Task requirements:
Whenever a line contains the string "JSON", copy it out of the entries.

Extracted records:

Begin

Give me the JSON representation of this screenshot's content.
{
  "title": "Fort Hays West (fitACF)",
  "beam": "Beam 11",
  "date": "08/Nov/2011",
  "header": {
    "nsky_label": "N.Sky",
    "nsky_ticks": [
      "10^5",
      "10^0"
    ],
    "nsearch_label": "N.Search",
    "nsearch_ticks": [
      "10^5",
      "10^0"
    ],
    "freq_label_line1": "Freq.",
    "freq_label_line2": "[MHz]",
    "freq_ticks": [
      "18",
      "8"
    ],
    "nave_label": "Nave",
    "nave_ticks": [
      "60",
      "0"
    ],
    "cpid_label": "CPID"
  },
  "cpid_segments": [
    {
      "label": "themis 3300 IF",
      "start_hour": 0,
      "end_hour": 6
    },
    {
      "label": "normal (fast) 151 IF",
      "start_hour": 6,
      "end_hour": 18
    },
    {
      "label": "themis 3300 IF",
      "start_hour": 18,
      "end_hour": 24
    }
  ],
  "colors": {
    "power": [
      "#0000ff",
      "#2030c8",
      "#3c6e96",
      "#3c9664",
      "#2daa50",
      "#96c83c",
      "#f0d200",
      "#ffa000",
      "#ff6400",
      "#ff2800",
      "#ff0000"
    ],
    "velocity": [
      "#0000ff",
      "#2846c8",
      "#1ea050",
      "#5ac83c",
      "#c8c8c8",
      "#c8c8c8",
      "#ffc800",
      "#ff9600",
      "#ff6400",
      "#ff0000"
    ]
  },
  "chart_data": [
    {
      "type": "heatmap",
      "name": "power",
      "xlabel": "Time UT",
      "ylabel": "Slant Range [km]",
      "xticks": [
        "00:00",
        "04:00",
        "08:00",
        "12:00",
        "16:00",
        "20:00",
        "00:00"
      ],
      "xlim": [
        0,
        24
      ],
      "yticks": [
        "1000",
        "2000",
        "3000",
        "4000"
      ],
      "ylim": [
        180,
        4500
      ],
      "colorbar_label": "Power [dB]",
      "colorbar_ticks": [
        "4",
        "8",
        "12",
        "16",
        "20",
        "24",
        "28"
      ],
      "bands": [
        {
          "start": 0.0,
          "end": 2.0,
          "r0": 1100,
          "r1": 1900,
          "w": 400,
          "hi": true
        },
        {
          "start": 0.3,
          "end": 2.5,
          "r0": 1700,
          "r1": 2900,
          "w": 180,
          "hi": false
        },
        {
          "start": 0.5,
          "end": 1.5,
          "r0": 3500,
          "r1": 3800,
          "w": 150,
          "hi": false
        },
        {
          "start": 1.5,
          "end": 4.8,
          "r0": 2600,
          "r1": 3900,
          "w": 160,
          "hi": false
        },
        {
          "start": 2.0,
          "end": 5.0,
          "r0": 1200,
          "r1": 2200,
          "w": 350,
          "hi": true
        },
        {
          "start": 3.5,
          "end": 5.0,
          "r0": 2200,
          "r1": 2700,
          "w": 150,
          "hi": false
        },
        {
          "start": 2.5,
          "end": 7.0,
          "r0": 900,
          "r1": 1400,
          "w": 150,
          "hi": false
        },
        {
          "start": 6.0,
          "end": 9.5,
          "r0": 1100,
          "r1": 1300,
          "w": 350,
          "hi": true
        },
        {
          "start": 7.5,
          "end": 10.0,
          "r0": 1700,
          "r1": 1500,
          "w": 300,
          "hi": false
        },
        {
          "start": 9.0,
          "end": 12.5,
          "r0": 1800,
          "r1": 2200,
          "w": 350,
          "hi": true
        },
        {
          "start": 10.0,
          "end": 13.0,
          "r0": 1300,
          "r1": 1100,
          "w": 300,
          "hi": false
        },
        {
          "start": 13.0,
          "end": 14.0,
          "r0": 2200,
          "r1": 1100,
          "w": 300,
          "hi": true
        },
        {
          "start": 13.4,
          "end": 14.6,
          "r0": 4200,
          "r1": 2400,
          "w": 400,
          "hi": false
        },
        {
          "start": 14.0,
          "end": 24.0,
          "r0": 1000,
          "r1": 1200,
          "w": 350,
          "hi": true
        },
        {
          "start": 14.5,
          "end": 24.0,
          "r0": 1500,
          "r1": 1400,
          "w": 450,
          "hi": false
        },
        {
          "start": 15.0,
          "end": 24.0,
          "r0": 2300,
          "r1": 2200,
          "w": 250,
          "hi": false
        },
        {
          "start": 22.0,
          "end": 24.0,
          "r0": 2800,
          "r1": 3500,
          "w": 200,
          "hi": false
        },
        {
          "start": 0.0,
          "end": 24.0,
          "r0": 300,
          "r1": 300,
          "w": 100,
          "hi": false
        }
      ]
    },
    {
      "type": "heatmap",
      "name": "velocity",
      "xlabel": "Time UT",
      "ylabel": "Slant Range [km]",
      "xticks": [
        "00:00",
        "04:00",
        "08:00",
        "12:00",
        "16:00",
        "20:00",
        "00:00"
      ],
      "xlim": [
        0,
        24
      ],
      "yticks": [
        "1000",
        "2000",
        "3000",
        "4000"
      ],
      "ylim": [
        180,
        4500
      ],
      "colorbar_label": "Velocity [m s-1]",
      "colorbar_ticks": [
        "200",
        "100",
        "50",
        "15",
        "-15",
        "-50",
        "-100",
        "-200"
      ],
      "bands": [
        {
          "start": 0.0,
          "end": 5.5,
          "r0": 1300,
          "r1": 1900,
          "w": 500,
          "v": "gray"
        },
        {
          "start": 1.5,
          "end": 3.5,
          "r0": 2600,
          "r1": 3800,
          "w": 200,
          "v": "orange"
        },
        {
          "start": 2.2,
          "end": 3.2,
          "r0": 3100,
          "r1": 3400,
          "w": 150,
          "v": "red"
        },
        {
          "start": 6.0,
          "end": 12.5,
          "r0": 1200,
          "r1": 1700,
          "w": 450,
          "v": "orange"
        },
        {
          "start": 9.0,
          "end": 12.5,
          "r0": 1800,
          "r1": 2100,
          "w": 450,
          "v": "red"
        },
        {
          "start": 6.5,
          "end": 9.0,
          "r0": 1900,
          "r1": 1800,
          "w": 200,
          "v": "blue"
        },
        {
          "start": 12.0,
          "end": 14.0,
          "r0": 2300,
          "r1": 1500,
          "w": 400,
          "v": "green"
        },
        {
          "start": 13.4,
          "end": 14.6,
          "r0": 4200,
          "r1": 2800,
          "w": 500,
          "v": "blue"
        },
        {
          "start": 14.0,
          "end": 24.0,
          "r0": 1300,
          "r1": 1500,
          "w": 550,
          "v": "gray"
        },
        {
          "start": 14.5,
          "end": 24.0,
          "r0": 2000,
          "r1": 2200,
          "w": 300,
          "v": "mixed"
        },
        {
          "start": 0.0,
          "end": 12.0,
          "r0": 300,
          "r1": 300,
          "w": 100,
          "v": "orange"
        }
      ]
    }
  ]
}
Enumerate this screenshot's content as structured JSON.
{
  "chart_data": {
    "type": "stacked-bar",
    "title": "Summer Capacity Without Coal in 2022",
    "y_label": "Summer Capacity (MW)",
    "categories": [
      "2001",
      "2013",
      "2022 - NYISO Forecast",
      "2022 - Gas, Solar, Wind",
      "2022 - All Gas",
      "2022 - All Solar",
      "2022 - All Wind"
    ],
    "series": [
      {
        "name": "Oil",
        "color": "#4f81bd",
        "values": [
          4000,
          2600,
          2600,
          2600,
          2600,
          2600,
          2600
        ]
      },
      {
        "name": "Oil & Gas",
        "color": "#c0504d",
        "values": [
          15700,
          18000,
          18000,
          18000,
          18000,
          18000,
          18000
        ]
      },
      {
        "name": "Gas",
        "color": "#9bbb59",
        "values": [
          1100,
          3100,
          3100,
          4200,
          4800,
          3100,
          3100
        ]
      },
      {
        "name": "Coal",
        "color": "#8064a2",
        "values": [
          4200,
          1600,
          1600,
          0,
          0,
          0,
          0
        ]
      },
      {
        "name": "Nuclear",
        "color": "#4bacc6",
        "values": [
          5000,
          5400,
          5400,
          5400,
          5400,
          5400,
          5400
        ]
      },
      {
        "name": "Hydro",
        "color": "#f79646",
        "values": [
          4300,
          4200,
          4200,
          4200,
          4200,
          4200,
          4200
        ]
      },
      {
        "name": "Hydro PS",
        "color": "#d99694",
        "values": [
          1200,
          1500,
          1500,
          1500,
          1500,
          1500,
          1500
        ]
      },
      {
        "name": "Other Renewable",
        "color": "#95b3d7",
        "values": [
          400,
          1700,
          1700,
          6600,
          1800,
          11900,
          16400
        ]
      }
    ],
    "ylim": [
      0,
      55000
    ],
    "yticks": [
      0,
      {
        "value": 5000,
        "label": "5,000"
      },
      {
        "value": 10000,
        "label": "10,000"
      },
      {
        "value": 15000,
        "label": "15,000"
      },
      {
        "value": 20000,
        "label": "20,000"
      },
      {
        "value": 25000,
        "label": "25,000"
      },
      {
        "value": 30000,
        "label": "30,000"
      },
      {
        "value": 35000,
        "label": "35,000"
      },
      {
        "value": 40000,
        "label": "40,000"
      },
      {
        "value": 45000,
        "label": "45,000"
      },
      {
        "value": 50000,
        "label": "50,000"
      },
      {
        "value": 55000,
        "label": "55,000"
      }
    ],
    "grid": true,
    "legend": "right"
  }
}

End

Solution below:
Give me the JSON representation of this screenshot's content.
Enumerate this screenshot's content as structured JSON.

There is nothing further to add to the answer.